** BEGIN Data provided **

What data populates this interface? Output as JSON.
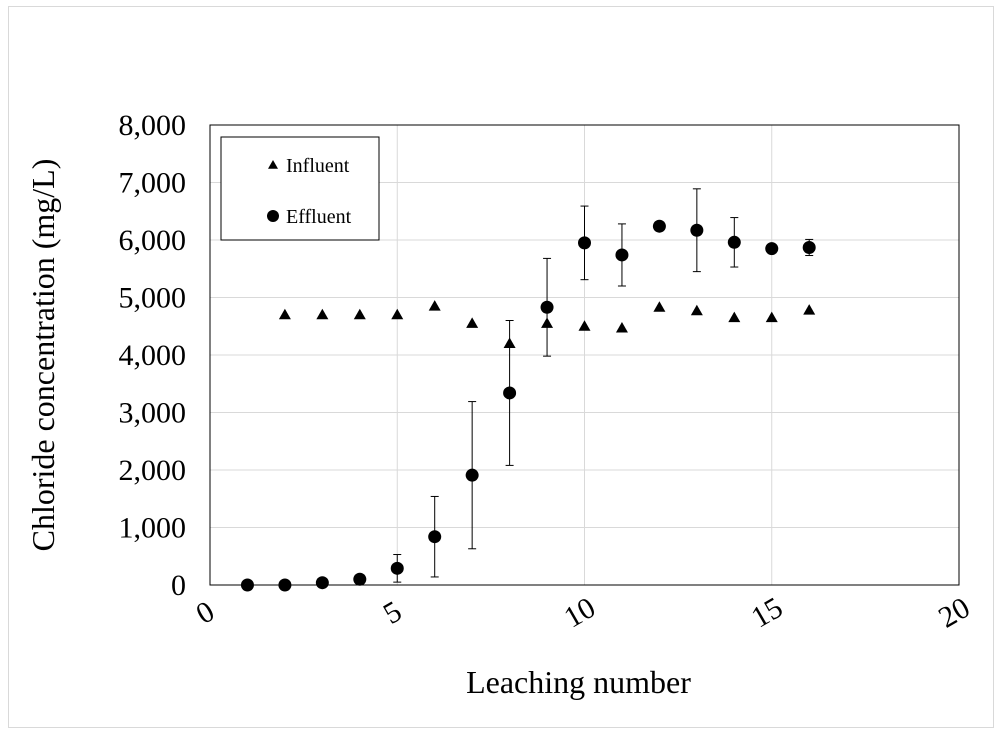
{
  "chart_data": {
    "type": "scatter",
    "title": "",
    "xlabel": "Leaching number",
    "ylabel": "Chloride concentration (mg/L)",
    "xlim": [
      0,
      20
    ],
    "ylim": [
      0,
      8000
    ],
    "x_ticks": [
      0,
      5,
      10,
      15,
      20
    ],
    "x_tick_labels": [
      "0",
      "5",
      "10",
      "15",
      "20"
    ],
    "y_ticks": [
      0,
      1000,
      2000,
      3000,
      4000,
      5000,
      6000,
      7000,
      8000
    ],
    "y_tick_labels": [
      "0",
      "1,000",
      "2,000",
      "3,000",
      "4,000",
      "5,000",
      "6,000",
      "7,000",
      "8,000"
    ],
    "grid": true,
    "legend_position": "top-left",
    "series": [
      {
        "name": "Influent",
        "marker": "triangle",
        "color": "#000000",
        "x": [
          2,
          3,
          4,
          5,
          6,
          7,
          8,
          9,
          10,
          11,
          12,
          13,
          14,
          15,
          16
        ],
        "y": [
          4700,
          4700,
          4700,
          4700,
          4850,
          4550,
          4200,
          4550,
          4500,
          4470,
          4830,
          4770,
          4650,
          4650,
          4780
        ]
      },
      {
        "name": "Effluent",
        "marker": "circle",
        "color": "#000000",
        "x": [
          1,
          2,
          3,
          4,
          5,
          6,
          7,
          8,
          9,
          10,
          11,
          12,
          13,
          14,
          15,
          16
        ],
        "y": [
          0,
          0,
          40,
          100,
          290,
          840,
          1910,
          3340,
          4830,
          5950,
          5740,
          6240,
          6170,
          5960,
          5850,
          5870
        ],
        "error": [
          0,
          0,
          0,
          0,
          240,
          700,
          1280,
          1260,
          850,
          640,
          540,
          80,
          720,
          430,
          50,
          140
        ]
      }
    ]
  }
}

** END Data provided **

Return the material exactly as given, apart from the pictures.

Solution for this exercise>
What data populates this interface? Output as JSON.
{
  "chart_data": {
    "type": "scatter",
    "title": "",
    "xlabel": "Leaching number",
    "ylabel": "Chloride concentration (mg/L)",
    "xlim": [
      0,
      20
    ],
    "ylim": [
      0,
      8000
    ],
    "x_ticks": [
      0,
      5,
      10,
      15,
      20
    ],
    "x_tick_labels": [
      "0",
      "5",
      "10",
      "15",
      "20"
    ],
    "y_ticks": [
      0,
      1000,
      2000,
      3000,
      4000,
      5000,
      6000,
      7000,
      8000
    ],
    "y_tick_labels": [
      "0",
      "1,000",
      "2,000",
      "3,000",
      "4,000",
      "5,000",
      "6,000",
      "7,000",
      "8,000"
    ],
    "grid": true,
    "legend_position": "top-left",
    "series": [
      {
        "name": "Influent",
        "marker": "triangle",
        "color": "#000000",
        "x": [
          2,
          3,
          4,
          5,
          6,
          7,
          8,
          9,
          10,
          11,
          12,
          13,
          14,
          15,
          16
        ],
        "y": [
          4700,
          4700,
          4700,
          4700,
          4850,
          4550,
          4200,
          4550,
          4500,
          4470,
          4830,
          4770,
          4650,
          4650,
          4780
        ]
      },
      {
        "name": "Effluent",
        "marker": "circle",
        "color": "#000000",
        "x": [
          1,
          2,
          3,
          4,
          5,
          6,
          7,
          8,
          9,
          10,
          11,
          12,
          13,
          14,
          15,
          16
        ],
        "y": [
          0,
          0,
          40,
          100,
          290,
          840,
          1910,
          3340,
          4830,
          5950,
          5740,
          6240,
          6170,
          5960,
          5850,
          5870
        ],
        "error": [
          0,
          0,
          0,
          0,
          240,
          700,
          1280,
          1260,
          850,
          640,
          540,
          80,
          720,
          430,
          50,
          140
        ]
      }
    ]
  }
}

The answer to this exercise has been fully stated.